Stored rows:

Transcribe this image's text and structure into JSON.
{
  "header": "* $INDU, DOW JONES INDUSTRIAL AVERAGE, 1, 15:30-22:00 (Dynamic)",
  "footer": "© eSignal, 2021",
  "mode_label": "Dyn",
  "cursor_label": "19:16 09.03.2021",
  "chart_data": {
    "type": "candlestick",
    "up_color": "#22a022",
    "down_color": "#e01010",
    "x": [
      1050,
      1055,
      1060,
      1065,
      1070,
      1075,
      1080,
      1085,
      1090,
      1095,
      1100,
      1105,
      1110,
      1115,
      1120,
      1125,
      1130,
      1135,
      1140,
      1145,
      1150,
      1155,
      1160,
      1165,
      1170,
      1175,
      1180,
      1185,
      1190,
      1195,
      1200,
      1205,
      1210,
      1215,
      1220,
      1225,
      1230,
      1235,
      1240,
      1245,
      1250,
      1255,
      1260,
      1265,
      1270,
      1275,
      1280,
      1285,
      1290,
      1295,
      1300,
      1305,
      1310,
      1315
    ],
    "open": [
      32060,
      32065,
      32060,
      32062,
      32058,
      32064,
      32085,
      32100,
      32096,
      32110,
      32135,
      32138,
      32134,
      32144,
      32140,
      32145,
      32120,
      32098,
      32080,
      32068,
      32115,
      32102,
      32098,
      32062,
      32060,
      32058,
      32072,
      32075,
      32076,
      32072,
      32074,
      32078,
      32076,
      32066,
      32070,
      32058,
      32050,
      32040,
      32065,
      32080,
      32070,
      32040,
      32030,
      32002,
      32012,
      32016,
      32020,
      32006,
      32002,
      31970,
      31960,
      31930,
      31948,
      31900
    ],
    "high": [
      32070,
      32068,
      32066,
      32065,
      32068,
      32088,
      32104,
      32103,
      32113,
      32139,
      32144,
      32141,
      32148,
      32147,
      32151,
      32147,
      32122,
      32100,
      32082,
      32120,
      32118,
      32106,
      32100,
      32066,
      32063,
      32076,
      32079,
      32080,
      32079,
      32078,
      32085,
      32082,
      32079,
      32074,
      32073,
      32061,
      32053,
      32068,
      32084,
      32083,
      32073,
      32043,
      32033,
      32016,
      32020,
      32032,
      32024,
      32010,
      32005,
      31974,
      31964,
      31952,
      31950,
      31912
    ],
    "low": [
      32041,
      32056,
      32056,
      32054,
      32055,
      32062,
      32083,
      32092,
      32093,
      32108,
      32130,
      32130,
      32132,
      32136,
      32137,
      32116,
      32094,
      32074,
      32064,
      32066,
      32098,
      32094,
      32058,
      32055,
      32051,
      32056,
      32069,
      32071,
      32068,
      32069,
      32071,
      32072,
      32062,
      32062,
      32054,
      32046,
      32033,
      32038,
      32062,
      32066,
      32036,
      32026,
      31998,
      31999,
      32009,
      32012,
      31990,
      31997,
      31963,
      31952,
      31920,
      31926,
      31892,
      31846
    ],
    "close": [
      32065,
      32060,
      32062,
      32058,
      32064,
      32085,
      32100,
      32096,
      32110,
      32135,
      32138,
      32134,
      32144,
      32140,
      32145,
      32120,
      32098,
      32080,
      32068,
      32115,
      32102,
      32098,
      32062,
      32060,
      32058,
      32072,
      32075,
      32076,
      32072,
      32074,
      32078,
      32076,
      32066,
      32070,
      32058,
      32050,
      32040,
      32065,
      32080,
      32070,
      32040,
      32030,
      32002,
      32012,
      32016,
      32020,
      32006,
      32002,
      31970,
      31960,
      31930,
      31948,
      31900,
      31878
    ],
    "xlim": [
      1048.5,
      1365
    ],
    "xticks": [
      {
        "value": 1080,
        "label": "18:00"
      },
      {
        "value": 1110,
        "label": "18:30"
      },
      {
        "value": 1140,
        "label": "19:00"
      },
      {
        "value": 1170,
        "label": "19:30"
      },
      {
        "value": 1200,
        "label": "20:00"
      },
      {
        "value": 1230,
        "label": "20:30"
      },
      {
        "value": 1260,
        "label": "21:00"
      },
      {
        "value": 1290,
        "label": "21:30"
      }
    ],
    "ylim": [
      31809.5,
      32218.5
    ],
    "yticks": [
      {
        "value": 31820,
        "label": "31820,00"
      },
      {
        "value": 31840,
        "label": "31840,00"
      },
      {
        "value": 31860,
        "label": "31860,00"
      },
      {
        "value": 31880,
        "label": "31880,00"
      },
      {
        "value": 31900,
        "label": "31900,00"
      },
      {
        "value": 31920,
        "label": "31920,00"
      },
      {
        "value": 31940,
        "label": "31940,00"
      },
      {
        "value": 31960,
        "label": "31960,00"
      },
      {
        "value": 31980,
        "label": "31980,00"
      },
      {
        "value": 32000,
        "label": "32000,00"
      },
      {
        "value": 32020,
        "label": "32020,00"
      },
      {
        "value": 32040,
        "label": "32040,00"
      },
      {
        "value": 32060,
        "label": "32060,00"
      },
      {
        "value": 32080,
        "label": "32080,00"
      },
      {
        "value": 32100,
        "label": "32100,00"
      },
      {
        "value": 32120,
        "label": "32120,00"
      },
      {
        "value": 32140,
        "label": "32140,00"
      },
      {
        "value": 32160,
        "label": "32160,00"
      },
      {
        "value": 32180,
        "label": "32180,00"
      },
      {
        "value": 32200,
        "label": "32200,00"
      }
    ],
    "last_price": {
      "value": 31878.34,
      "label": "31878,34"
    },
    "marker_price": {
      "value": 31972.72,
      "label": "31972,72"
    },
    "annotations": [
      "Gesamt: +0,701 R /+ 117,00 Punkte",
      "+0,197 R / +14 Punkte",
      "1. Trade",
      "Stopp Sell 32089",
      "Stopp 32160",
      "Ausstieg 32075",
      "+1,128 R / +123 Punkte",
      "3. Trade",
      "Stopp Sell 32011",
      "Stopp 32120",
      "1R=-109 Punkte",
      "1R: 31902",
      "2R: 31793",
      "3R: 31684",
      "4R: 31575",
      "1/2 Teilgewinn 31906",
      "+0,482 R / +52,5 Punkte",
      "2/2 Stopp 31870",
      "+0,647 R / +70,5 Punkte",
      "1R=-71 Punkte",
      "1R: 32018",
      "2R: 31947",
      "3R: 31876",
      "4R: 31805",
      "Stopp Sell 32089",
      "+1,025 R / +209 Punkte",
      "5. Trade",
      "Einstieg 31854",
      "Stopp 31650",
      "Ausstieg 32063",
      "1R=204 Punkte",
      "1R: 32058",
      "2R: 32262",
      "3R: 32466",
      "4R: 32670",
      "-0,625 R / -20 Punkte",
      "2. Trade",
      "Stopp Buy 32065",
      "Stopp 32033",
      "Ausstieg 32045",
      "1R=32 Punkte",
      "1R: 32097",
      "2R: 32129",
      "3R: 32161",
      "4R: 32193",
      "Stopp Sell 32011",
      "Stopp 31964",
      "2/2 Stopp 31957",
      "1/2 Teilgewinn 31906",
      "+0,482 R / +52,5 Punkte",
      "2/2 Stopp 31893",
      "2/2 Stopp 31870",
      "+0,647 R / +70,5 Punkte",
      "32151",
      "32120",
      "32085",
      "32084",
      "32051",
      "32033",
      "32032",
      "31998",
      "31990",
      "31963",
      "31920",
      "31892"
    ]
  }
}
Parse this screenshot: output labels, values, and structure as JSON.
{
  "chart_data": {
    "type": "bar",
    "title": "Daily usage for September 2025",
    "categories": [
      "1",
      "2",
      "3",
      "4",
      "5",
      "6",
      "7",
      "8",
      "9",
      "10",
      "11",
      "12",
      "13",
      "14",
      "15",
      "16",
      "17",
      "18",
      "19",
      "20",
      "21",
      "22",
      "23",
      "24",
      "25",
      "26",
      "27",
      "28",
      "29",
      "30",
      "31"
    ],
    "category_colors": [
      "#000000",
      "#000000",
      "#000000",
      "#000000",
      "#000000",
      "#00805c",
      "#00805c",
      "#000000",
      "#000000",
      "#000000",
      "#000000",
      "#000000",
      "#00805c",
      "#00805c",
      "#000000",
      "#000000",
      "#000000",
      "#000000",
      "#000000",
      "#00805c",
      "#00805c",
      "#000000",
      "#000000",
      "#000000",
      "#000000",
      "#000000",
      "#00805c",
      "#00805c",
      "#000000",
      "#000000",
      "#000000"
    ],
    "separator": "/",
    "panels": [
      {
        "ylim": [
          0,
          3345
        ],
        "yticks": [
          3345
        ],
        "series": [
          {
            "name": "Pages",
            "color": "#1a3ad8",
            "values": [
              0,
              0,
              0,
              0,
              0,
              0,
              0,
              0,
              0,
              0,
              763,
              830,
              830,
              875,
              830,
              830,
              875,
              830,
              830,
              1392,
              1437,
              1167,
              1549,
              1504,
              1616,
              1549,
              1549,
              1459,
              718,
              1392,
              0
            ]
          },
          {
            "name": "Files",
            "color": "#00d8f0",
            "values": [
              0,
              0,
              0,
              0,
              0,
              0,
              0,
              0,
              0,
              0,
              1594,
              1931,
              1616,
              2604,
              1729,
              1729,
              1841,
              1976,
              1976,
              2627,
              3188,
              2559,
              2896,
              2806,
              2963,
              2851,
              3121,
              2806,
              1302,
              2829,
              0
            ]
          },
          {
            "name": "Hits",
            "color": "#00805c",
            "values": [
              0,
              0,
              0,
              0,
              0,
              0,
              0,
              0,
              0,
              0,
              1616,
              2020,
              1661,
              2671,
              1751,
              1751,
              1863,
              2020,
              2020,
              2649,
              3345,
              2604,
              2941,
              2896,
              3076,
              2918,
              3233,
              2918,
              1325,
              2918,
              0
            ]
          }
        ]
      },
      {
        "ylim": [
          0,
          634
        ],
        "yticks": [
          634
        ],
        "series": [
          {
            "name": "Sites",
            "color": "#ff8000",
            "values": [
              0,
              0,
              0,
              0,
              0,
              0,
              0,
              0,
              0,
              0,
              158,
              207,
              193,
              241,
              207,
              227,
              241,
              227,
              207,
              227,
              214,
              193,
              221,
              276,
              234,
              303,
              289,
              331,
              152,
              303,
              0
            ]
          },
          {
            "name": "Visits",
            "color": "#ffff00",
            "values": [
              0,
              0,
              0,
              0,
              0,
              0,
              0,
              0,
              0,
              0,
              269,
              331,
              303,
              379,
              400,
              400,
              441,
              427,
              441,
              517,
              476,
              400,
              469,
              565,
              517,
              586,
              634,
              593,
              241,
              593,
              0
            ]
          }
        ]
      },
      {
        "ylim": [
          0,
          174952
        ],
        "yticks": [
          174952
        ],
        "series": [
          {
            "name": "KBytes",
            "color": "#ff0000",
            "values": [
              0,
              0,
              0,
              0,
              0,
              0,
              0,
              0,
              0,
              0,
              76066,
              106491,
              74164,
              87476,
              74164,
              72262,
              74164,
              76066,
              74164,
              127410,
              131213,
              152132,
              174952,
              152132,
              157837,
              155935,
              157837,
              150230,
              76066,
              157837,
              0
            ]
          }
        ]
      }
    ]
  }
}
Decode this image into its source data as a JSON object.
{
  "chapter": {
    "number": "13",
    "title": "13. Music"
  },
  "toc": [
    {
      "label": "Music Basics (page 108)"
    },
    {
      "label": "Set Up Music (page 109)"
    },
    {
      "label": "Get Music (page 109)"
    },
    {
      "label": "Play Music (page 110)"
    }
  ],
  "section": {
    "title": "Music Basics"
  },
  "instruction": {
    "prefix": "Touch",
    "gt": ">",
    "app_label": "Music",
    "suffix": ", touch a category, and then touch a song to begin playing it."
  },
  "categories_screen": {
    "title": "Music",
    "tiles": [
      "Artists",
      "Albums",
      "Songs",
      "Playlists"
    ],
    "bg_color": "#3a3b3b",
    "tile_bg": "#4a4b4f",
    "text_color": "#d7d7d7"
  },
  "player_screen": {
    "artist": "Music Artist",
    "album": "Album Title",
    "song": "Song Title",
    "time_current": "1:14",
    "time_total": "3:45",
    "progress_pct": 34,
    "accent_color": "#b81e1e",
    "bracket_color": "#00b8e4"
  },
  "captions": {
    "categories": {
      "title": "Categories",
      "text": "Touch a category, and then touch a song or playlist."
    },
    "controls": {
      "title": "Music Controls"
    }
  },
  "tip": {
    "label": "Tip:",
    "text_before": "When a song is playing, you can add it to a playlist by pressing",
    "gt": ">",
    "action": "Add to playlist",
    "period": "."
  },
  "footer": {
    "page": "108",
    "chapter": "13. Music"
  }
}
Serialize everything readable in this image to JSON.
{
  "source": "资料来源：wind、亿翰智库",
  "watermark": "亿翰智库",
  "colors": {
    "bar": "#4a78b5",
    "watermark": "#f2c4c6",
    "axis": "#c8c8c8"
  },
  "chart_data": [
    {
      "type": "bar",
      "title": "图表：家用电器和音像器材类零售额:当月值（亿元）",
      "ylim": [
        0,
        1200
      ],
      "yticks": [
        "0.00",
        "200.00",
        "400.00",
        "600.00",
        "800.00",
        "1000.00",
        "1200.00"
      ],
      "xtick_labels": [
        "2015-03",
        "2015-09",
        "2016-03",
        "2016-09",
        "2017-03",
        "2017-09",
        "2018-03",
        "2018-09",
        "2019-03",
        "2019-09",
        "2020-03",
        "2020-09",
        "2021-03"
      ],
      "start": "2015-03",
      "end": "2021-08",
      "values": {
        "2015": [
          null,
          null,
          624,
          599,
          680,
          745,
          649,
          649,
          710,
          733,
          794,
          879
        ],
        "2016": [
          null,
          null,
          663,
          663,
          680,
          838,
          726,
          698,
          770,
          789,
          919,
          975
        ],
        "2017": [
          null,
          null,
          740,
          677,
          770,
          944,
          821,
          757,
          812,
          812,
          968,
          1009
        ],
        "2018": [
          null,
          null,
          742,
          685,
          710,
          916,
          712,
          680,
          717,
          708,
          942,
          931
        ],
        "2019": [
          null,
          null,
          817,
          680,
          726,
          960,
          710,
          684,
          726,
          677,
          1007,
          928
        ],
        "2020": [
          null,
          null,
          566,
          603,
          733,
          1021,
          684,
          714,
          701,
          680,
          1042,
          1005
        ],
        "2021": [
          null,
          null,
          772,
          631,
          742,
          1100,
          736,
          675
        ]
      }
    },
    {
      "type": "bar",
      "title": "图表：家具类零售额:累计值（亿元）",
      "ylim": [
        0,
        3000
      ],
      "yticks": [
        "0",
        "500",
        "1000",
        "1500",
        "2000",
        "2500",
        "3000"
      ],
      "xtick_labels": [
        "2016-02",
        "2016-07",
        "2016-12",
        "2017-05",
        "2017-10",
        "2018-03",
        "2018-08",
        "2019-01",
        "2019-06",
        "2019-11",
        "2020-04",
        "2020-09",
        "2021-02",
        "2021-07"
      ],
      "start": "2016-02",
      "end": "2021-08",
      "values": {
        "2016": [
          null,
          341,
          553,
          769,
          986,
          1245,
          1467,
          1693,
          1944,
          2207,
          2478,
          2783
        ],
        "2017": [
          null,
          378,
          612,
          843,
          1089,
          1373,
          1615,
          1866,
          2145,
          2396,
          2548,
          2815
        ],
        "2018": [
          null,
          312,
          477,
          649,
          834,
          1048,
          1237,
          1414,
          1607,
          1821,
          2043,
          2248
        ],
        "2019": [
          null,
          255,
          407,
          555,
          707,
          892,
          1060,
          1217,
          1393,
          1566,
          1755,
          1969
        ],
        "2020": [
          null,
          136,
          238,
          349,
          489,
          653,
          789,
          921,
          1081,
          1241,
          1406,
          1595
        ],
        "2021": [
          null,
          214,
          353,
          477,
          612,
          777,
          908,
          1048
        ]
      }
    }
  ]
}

The exercise:
Where a line holds "this", copy it out.

Exercise solution:
Transcribe this image's text and structure into JSON.
Parse this screenshot: output labels, values, and structure as JSON.
Decode this image into its source data as a JSON object.
Serialize everything readable in this image to JSON.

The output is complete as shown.